◆ **Text block**

Sexual Assault

The legal term sexual assault refers to any sexual contact that occurs without the express consent of the recipient. Whether the recipient is physically forced, or coerced to participate, or has refused or is unable to give consent, sexual assault is a serious crime. As a violent crime, sexual assault includes acts of rape, forced kissing or fondling, other non-consensual sexual acts, and child sexual abuse. To explore this concept, consider the following sexual assault definition.

Definition of Sexual Assault


  1. Sexual contact forced on an unconsenting individual, or perpetrated on an individual who is not capable of giving consent.

What is Sexual Assault

In the U.S., the specific definition of sexual assault varies by state. Sexual assault is commonly recognized as any unwanted sexual contact, or threats of sexual contact. Sexual assault includes the touching of another person’s body in a sexual manner without that person’s express consent, even if the touching occurs through clothing. This sexual assault definition also includes kissing, groping, and fondling.

The term “express consent” refers to an individual’s clearly stated, and voluntary expression of preference of choice in any matter. Any person who is incapacitated, whether by physical or psychological ailment, or by drugs or alcohol, or who is under the age of majority, cannot legally consent to sexual contact. Therefore, sexual touching, or sexual acts performed on such an individual, are considered sexual assault, regardless of the perpetrator’s claim that the victim consented.

For example:

Melanie attends a fraternity party with her friend Sally. The two young women take part in a drinking game, and both become very intoxicated. Robert invites Melanie up to his room, where she collapses on the bed, and he kisses and fondles her until Sally walks into the room, interrupting him.

The next day, Sally tells Melanie, who can’t remember much about the night before, what Robert was doing when she walked into the room. Melanie files a police report for sexual assault. Robert has committed a very serious crime. Because Melanie was intoxicated, she was legally unable to give consent for sexual contact, even if she appeared to “go along with it” at the time.

◆ **Your objective**
Write the next part of the explainer on sexual assault, picking up after its final sentence. The rows here come from an unrelated source.

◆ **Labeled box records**
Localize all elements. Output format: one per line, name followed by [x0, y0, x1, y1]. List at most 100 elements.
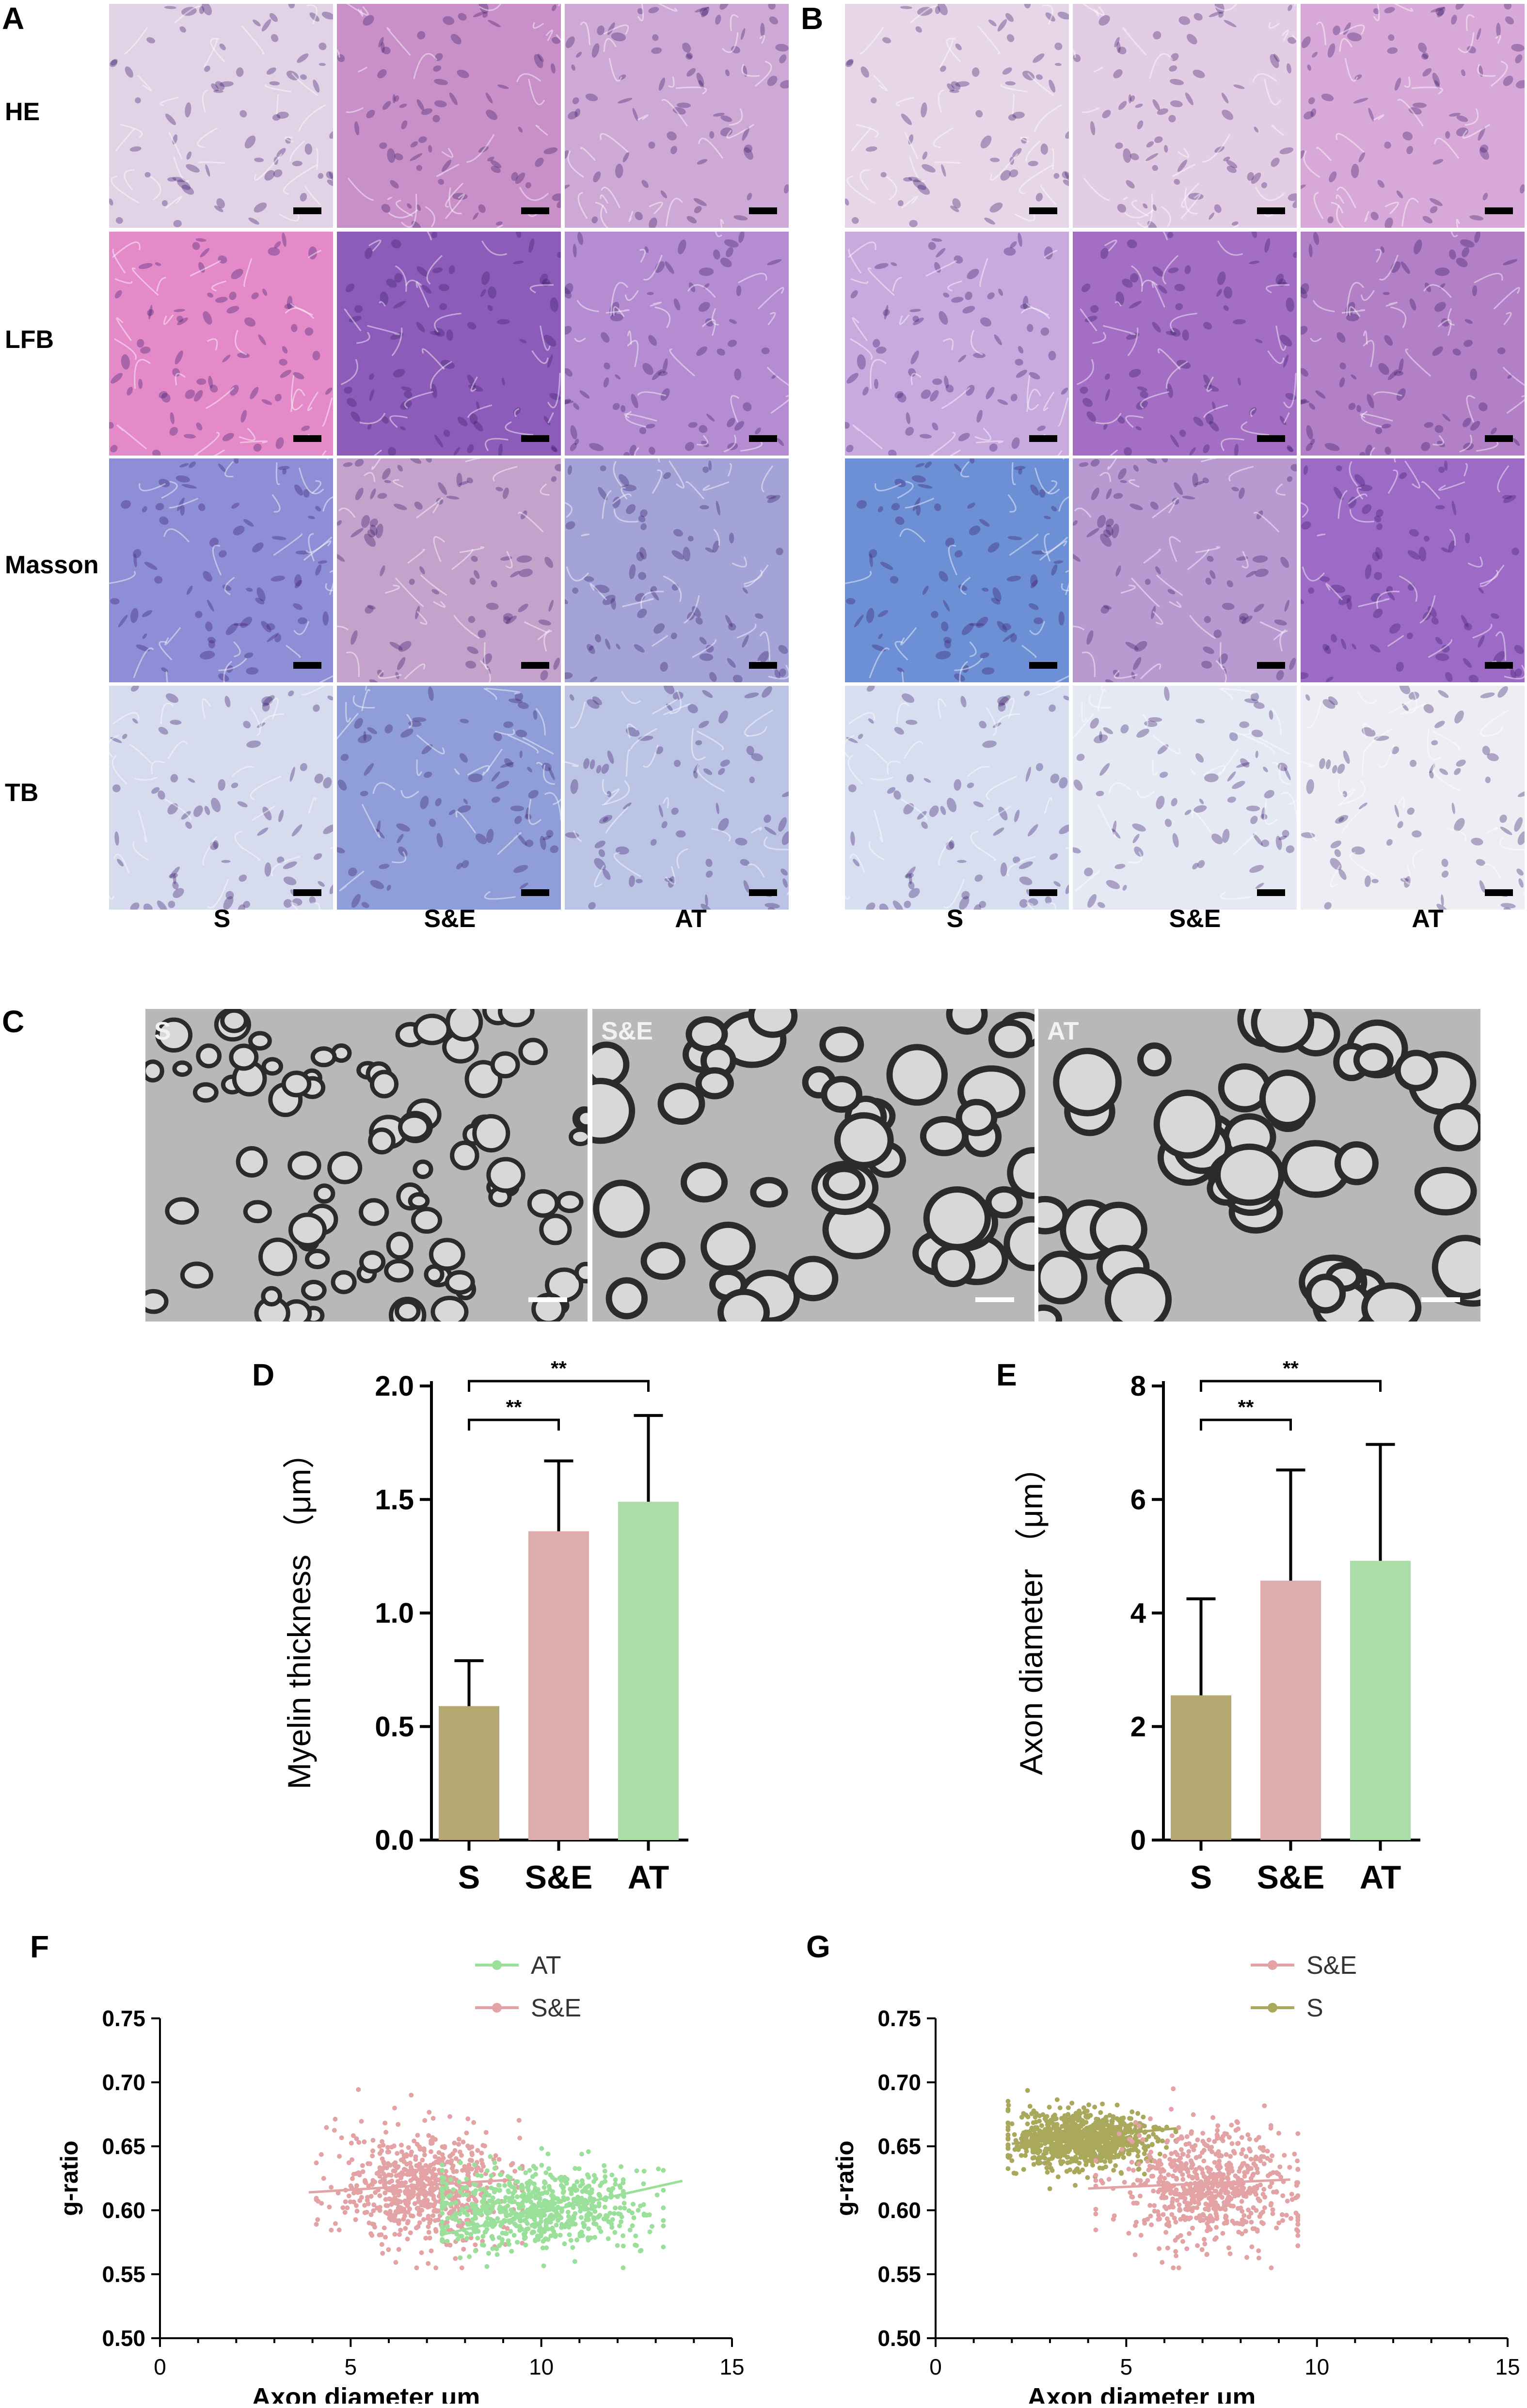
data-point: [1194, 2205, 1200, 2210]
data-point: [1077, 2140, 1082, 2146]
histo-b-tile-he-3: [1301, 4, 1525, 228]
data-point: [1077, 2110, 1082, 2115]
data-point: [1240, 2221, 1245, 2227]
data-point: [379, 2232, 384, 2237]
x-tick-label: S&E: [1257, 1859, 1325, 1896]
data-point: [478, 2173, 484, 2178]
data-point: [1135, 2111, 1141, 2116]
data-point: [402, 2189, 408, 2194]
data-point: [1295, 2158, 1300, 2164]
data-point: [408, 2178, 414, 2183]
y-tick-label: 8: [1130, 1370, 1146, 1402]
data-point: [363, 2180, 368, 2185]
data-point: [570, 2245, 575, 2250]
data-point: [1107, 2141, 1112, 2147]
data-point: [1093, 2172, 1098, 2178]
data-point: [540, 2245, 545, 2251]
data-point: [493, 2187, 499, 2192]
data-point: [537, 2221, 542, 2227]
data-point: [1081, 2105, 1086, 2110]
significance-bracket: [468, 1418, 560, 1431]
data-point: [1178, 2233, 1183, 2238]
data-point: [1169, 2202, 1175, 2207]
data-point: [1169, 2107, 1174, 2112]
data-point: [1111, 2114, 1116, 2119]
data-point: [1019, 2137, 1025, 2142]
data-point: [1166, 2172, 1171, 2177]
data-point: [454, 2232, 460, 2237]
data-point: [641, 2181, 646, 2187]
data-point: [1295, 2194, 1300, 2200]
data-point: [579, 2152, 585, 2157]
data-point: [431, 2166, 437, 2172]
data-point: [1118, 2170, 1124, 2175]
data-point: [494, 2246, 499, 2251]
histo-b-tile-he-2: [1073, 4, 1297, 228]
data-point: [1092, 2105, 1098, 2110]
legend-label: S&E: [1306, 1952, 1357, 1980]
data-point: [414, 2225, 419, 2231]
data-point: [1103, 2164, 1109, 2170]
data-point: [495, 2216, 500, 2221]
data-point: [435, 2160, 441, 2165]
data-point: [472, 2229, 477, 2234]
y-tick-label: 4: [1130, 1598, 1146, 1629]
data-point: [1151, 2188, 1156, 2194]
data-point: [627, 2227, 633, 2233]
data-point: [1089, 2150, 1095, 2155]
histo-b-tile-tb-2: [1073, 686, 1297, 910]
data-point: [1119, 2116, 1124, 2121]
x-tick-label: 10: [529, 2354, 554, 2379]
data-point: [1005, 2107, 1011, 2112]
x-tick-label: 5: [1120, 2354, 1133, 2379]
histo-a-tile-he-1: [109, 4, 333, 228]
data-point: [1049, 2119, 1054, 2125]
data-point: [339, 2135, 344, 2140]
y-tick-label: 0.50: [877, 2326, 921, 2351]
data-point: [1112, 2142, 1117, 2147]
data-point: [1033, 2148, 1038, 2153]
data-point: [1076, 2127, 1081, 2133]
data-point: [1241, 2190, 1246, 2196]
row-label-lfb: LFB: [5, 326, 54, 354]
data-point: [460, 2203, 465, 2208]
data-point: [591, 2173, 597, 2178]
data-point: [1093, 2158, 1098, 2163]
data-point: [1292, 2151, 1297, 2156]
data-point: [1174, 2187, 1179, 2192]
data-point: [465, 2221, 470, 2226]
data-point: [525, 2226, 531, 2232]
data-point: [1160, 2138, 1165, 2143]
data-point: [1160, 2260, 1165, 2265]
data-point: [380, 2251, 385, 2256]
data-point: [564, 2176, 570, 2182]
data-point: [543, 2170, 549, 2175]
data-point: [1248, 2166, 1254, 2171]
legend-label: AT: [531, 1952, 561, 1980]
data-point: [1155, 2209, 1161, 2214]
data-point: [1047, 2186, 1052, 2191]
data-point: [430, 2116, 436, 2121]
data-point: [1211, 2206, 1216, 2211]
data-point: [1093, 2227, 1098, 2233]
histo-b-tile-lfb-2: [1073, 232, 1297, 456]
data-point: [426, 2224, 431, 2229]
data-point: [586, 2226, 591, 2232]
data-point: [1224, 2131, 1229, 2137]
data-point: [401, 2217, 406, 2222]
data-point: [531, 2230, 537, 2235]
data-point: [475, 2235, 480, 2241]
data-point: [391, 2168, 396, 2173]
data-point: [385, 2149, 390, 2155]
data-point: [523, 2170, 528, 2175]
data-point: [605, 2236, 611, 2241]
data-point: [1093, 2211, 1098, 2217]
data-point: [371, 2208, 376, 2213]
data-point: [1057, 2105, 1063, 2110]
data-point: [1215, 2123, 1221, 2128]
data-point: [403, 2180, 408, 2185]
data-point: [447, 2242, 453, 2248]
data-point: [571, 2216, 576, 2221]
data-point: [1007, 2153, 1013, 2158]
data-point: [1108, 2159, 1113, 2164]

◆ **Result below**
Types of Sexual Assault

Sexual assault has no boundaries as to age or gender, race, nationality, disability, or social position. Sexual assault is perpetrated against anyone, at any time, in any location. Sexual assault takes many forms, and each victim’s experience is unique.

Child Sexual Assault

Also known as “child sexual abuse,” child sexual assault is viewed by the legal system as a much more serious crime than adult sexual assault. This is because the psychological trauma inflicted by such acts has a long-term, often life-long affect on the child. Acts of child sexual assault do not necessarily involve actual touching, as many sex-related activities are considered sexual assault when perpetrated against a child. These include:

  • Pressuring a child to engage in sexual touching or activities
  • Displaying pornographic images to a child
  • Exposing one’s genitals to a child, or asking a child to display his or her genitals
  • Viewing a child’s genitals without physical contact
  • Touching a child’s genitals
  • Any sexual contact against a child’s body
  • Using a child to produce child pornography
  • Incest

Most child sexual abuse offenders know their victims, with 30 percent being family members, and about 60 percent being friends of the family, neighbors, and babysitters. Only about 10 percent of offenders are strangers to their victims.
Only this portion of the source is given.